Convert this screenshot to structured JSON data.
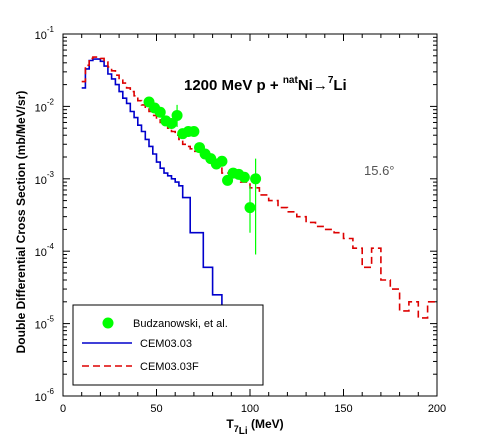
{
  "chart_data": {
    "type": "line",
    "title": "1200 MeV p + natNi → 7Li",
    "title_parts": {
      "lead": "1200 MeV p + ",
      "sup1": "nat",
      "mid": "Ni",
      "arrow": "→",
      "sup2": "7",
      "tail": "Li"
    },
    "annotation": "15.6°",
    "xlabel": {
      "main": "T",
      "sub": "7",
      "sub2": "Li",
      "unit": " (MeV)"
    },
    "ylabel": "Double Differential Cross Section (mb/MeV/sr)",
    "xlim": [
      0,
      200
    ],
    "ylim": [
      1e-06,
      0.1
    ],
    "yscale": "log",
    "x_ticks": [
      0,
      50,
      100,
      150,
      200
    ],
    "y_ticks": [
      {
        "value": 1e-06,
        "base": "10",
        "exp": "-6"
      },
      {
        "value": 1e-05,
        "base": "10",
        "exp": "-5"
      },
      {
        "value": 0.0001,
        "base": "10",
        "exp": "-4"
      },
      {
        "value": 0.001,
        "base": "10",
        "exp": "-3"
      },
      {
        "value": 0.01,
        "base": "10",
        "exp": "-2"
      },
      {
        "value": 0.1,
        "base": "10",
        "exp": "-1"
      }
    ],
    "legend_position": "bottom-left",
    "series": [
      {
        "name": "Budzanowski, et al.",
        "kind": "points",
        "color": "#00ff00",
        "points": [
          {
            "x": 46,
            "y": 0.0115
          },
          {
            "x": 49,
            "y": 0.0095
          },
          {
            "x": 52,
            "y": 0.0083
          },
          {
            "x": 55,
            "y": 0.0063
          },
          {
            "x": 58,
            "y": 0.0058
          },
          {
            "x": 61,
            "y": 0.0075,
            "err": [
              0.0052,
              0.0105
            ]
          },
          {
            "x": 64,
            "y": 0.0042
          },
          {
            "x": 67,
            "y": 0.0045
          },
          {
            "x": 70,
            "y": 0.0045
          },
          {
            "x": 73,
            "y": 0.0027
          },
          {
            "x": 76,
            "y": 0.0022
          },
          {
            "x": 79,
            "y": 0.0019
          },
          {
            "x": 82,
            "y": 0.0016
          },
          {
            "x": 85,
            "y": 0.00175
          },
          {
            "x": 88,
            "y": 0.00095
          },
          {
            "x": 91,
            "y": 0.0012
          },
          {
            "x": 94,
            "y": 0.00115
          },
          {
            "x": 97,
            "y": 0.00105
          },
          {
            "x": 100,
            "y": 0.0004,
            "err": [
              0.00018,
              0.0008
            ]
          },
          {
            "x": 103,
            "y": 0.001,
            "err": [
              9e-05,
              0.0019
            ]
          }
        ]
      },
      {
        "name": "CEM03.03",
        "kind": "histogram",
        "color": "#0000cc",
        "edges": [
          10,
          12,
          14,
          16,
          18,
          20,
          22,
          24,
          26,
          28,
          30,
          32,
          34,
          36,
          38,
          40,
          42,
          44,
          46,
          48,
          50,
          52,
          54,
          56,
          58,
          60,
          62,
          64,
          66,
          68,
          70,
          75,
          80,
          85,
          90
        ],
        "values": [
          0.018,
          0.033,
          0.043,
          0.045,
          0.045,
          0.042,
          0.036,
          0.028,
          0.024,
          0.02,
          0.016,
          0.013,
          0.011,
          0.0085,
          0.007,
          0.0055,
          0.0045,
          0.0035,
          0.0028,
          0.0022,
          0.0017,
          0.0014,
          0.0012,
          0.0011,
          0.001,
          0.0009,
          0.0008,
          0.00055,
          0.00055,
          0.00018,
          0.00018,
          6e-05,
          2.5e-05,
          1.2e-05
        ]
      },
      {
        "name": "CEM03.03F",
        "kind": "histogram",
        "color": "#dd0000",
        "edges": [
          10,
          12,
          14,
          16,
          18,
          20,
          22,
          24,
          26,
          28,
          30,
          32,
          34,
          36,
          38,
          40,
          42,
          44,
          46,
          48,
          50,
          52,
          54,
          56,
          58,
          60,
          62,
          64,
          66,
          68,
          70,
          75,
          80,
          85,
          90,
          95,
          100,
          105,
          110,
          115,
          120,
          125,
          130,
          135,
          140,
          145,
          150,
          155,
          160,
          165,
          170,
          175,
          180,
          185,
          190,
          195,
          200
        ],
        "values": [
          0.022,
          0.037,
          0.046,
          0.048,
          0.048,
          0.046,
          0.041,
          0.035,
          0.031,
          0.027,
          0.023,
          0.021,
          0.018,
          0.016,
          0.014,
          0.012,
          0.0105,
          0.0095,
          0.0085,
          0.0075,
          0.0065,
          0.006,
          0.0055,
          0.005,
          0.0045,
          0.004,
          0.0035,
          0.003,
          0.0028,
          0.0026,
          0.0024,
          0.0021,
          0.0018,
          0.0012,
          0.0011,
          0.0009,
          0.00075,
          0.0006,
          0.0005,
          0.0004,
          0.00035,
          0.0003,
          0.00025,
          0.00022,
          0.0002,
          0.00018,
          0.00015,
          0.00011,
          6e-05,
          0.00011,
          4e-05,
          3e-05,
          1.5e-05,
          2e-05,
          1.2e-05,
          2e-05
        ]
      }
    ]
  }
}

──────

PROBLEM TO SOLVE.
Repeat all of the entries word for word, but omit the pictures.

FINAL ANSWER.
Convert this screenshot to structured JSON data.
{
  "chart_data": {
    "type": "line",
    "title": "1200 MeV p + natNi → 7Li",
    "title_parts": {
      "lead": "1200 MeV p + ",
      "sup1": "nat",
      "mid": "Ni",
      "arrow": "→",
      "sup2": "7",
      "tail": "Li"
    },
    "annotation": "15.6°",
    "xlabel": {
      "main": "T",
      "sub": "7",
      "sub2": "Li",
      "unit": " (MeV)"
    },
    "ylabel": "Double Differential Cross Section (mb/MeV/sr)",
    "xlim": [
      0,
      200
    ],
    "ylim": [
      1e-06,
      0.1
    ],
    "yscale": "log",
    "x_ticks": [
      0,
      50,
      100,
      150,
      200
    ],
    "y_ticks": [
      {
        "value": 1e-06,
        "base": "10",
        "exp": "-6"
      },
      {
        "value": 1e-05,
        "base": "10",
        "exp": "-5"
      },
      {
        "value": 0.0001,
        "base": "10",
        "exp": "-4"
      },
      {
        "value": 0.001,
        "base": "10",
        "exp": "-3"
      },
      {
        "value": 0.01,
        "base": "10",
        "exp": "-2"
      },
      {
        "value": 0.1,
        "base": "10",
        "exp": "-1"
      }
    ],
    "legend_position": "bottom-left",
    "series": [
      {
        "name": "Budzanowski, et al.",
        "kind": "points",
        "color": "#00ff00",
        "points": [
          {
            "x": 46,
            "y": 0.0115
          },
          {
            "x": 49,
            "y": 0.0095
          },
          {
            "x": 52,
            "y": 0.0083
          },
          {
            "x": 55,
            "y": 0.0063
          },
          {
            "x": 58,
            "y": 0.0058
          },
          {
            "x": 61,
            "y": 0.0075,
            "err": [
              0.0052,
              0.0105
            ]
          },
          {
            "x": 64,
            "y": 0.0042
          },
          {
            "x": 67,
            "y": 0.0045
          },
          {
            "x": 70,
            "y": 0.0045
          },
          {
            "x": 73,
            "y": 0.0027
          },
          {
            "x": 76,
            "y": 0.0022
          },
          {
            "x": 79,
            "y": 0.0019
          },
          {
            "x": 82,
            "y": 0.0016
          },
          {
            "x": 85,
            "y": 0.00175
          },
          {
            "x": 88,
            "y": 0.00095
          },
          {
            "x": 91,
            "y": 0.0012
          },
          {
            "x": 94,
            "y": 0.00115
          },
          {
            "x": 97,
            "y": 0.00105
          },
          {
            "x": 100,
            "y": 0.0004,
            "err": [
              0.00018,
              0.0008
            ]
          },
          {
            "x": 103,
            "y": 0.001,
            "err": [
              9e-05,
              0.0019
            ]
          }
        ]
      },
      {
        "name": "CEM03.03",
        "kind": "histogram",
        "color": "#0000cc",
        "edges": [
          10,
          12,
          14,
          16,
          18,
          20,
          22,
          24,
          26,
          28,
          30,
          32,
          34,
          36,
          38,
          40,
          42,
          44,
          46,
          48,
          50,
          52,
          54,
          56,
          58,
          60,
          62,
          64,
          66,
          68,
          70,
          75,
          80,
          85,
          90
        ],
        "values": [
          0.018,
          0.033,
          0.043,
          0.045,
          0.045,
          0.042,
          0.036,
          0.028,
          0.024,
          0.02,
          0.016,
          0.013,
          0.011,
          0.0085,
          0.007,
          0.0055,
          0.0045,
          0.0035,
          0.0028,
          0.0022,
          0.0017,
          0.0014,
          0.0012,
          0.0011,
          0.001,
          0.0009,
          0.0008,
          0.00055,
          0.00055,
          0.00018,
          0.00018,
          6e-05,
          2.5e-05,
          1.2e-05
        ]
      },
      {
        "name": "CEM03.03F",
        "kind": "histogram",
        "color": "#dd0000",
        "edges": [
          10,
          12,
          14,
          16,
          18,
          20,
          22,
          24,
          26,
          28,
          30,
          32,
          34,
          36,
          38,
          40,
          42,
          44,
          46,
          48,
          50,
          52,
          54,
          56,
          58,
          60,
          62,
          64,
          66,
          68,
          70,
          75,
          80,
          85,
          90,
          95,
          100,
          105,
          110,
          115,
          120,
          125,
          130,
          135,
          140,
          145,
          150,
          155,
          160,
          165,
          170,
          175,
          180,
          185,
          190,
          195,
          200
        ],
        "values": [
          0.022,
          0.037,
          0.046,
          0.048,
          0.048,
          0.046,
          0.041,
          0.035,
          0.031,
          0.027,
          0.023,
          0.021,
          0.018,
          0.016,
          0.014,
          0.012,
          0.0105,
          0.0095,
          0.0085,
          0.0075,
          0.0065,
          0.006,
          0.0055,
          0.005,
          0.0045,
          0.004,
          0.0035,
          0.003,
          0.0028,
          0.0026,
          0.0024,
          0.0021,
          0.0018,
          0.0012,
          0.0011,
          0.0009,
          0.00075,
          0.0006,
          0.0005,
          0.0004,
          0.00035,
          0.0003,
          0.00025,
          0.00022,
          0.0002,
          0.00018,
          0.00015,
          0.00011,
          6e-05,
          0.00011,
          4e-05,
          3e-05,
          1.5e-05,
          2e-05,
          1.2e-05,
          2e-05
        ]
      }
    ]
  }
}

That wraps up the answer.